─── ITEMS ───

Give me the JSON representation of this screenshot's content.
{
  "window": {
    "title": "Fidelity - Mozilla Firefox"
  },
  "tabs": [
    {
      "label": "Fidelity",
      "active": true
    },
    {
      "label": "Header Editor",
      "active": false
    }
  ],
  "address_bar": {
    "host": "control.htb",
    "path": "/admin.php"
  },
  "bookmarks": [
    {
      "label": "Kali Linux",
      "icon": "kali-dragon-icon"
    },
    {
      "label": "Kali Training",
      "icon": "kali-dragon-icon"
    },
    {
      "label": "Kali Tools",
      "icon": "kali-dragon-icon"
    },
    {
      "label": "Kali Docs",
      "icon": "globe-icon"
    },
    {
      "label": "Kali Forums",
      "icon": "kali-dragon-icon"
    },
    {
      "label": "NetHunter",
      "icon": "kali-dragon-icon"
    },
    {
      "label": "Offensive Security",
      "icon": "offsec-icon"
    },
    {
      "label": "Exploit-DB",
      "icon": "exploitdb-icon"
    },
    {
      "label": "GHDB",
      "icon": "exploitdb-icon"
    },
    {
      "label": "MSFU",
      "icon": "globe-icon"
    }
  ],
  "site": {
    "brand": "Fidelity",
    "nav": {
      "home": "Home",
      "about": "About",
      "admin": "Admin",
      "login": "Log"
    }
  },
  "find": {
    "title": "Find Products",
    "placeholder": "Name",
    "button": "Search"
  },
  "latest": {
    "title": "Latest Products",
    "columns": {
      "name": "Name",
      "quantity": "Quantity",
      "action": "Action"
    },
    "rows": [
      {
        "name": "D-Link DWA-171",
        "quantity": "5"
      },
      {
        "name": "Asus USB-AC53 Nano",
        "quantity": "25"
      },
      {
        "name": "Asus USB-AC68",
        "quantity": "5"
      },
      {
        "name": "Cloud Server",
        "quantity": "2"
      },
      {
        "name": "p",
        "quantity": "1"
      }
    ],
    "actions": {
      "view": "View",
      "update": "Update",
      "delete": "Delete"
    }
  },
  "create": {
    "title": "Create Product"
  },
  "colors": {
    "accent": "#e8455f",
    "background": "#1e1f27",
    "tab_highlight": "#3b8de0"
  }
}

───

> _SET EXERCISE_
Return the entries in full, keeping every line exactly as it is.

> _IN RESPONSE_
Give me the JSON representation of this screenshot's content.
{
  "window": {
    "title": "Fidelity - Mozilla Firefox"
  },
  "tabs": [
    {
      "label": "Fidelity",
      "active": true
    },
    {
      "label": "Header Editor",
      "active": false
    }
  ],
  "address_bar": {
    "host": "control.htb",
    "path": "/admin.php"
  },
  "bookmarks": [
    {
      "label": "Kali Linux",
      "icon": "kali-dragon-icon"
    },
    {
      "label": "Kali Training",
      "icon": "kali-dragon-icon"
    },
    {
      "label": "Kali Tools",
      "icon": "kali-dragon-icon"
    },
    {
      "label": "Kali Docs",
      "icon": "globe-icon"
    },
    {
      "label": "Kali Forums",
      "icon": "kali-dragon-icon"
    },
    {
      "label": "NetHunter",
      "icon": "kali-dragon-icon"
    },
    {
      "label": "Offensive Security",
      "icon": "offsec-icon"
    },
    {
      "label": "Exploit-DB",
      "icon": "exploitdb-icon"
    },
    {
      "label": "GHDB",
      "icon": "exploitdb-icon"
    },
    {
      "label": "MSFU",
      "icon": "globe-icon"
    }
  ],
  "site": {
    "brand": "Fidelity",
    "nav": {
      "home": "Home",
      "about": "About",
      "admin": "Admin",
      "login": "Log"
    }
  },
  "find": {
    "title": "Find Products",
    "placeholder": "Name",
    "button": "Search"
  },
  "latest": {
    "title": "Latest Products",
    "columns": {
      "name": "Name",
      "quantity": "Quantity",
      "action": "Action"
    },
    "rows": [
      {
        "name": "D-Link DWA-171",
        "quantity": "5"
      },
      {
        "name": "Asus USB-AC53 Nano",
        "quantity": "25"
      },
      {
        "name": "Asus USB-AC68",
        "quantity": "5"
      },
      {
        "name": "Cloud Server",
        "quantity": "2"
      },
      {
        "name": "p",
        "quantity": "1"
      }
    ],
    "actions": {
      "view": "View",
      "update": "Update",
      "delete": "Delete"
    }
  },
  "create": {
    "title": "Create Product"
  },
  "colors": {
    "accent": "#e8455f",
    "background": "#1e1f27",
    "tab_highlight": "#3b8de0"
  }
}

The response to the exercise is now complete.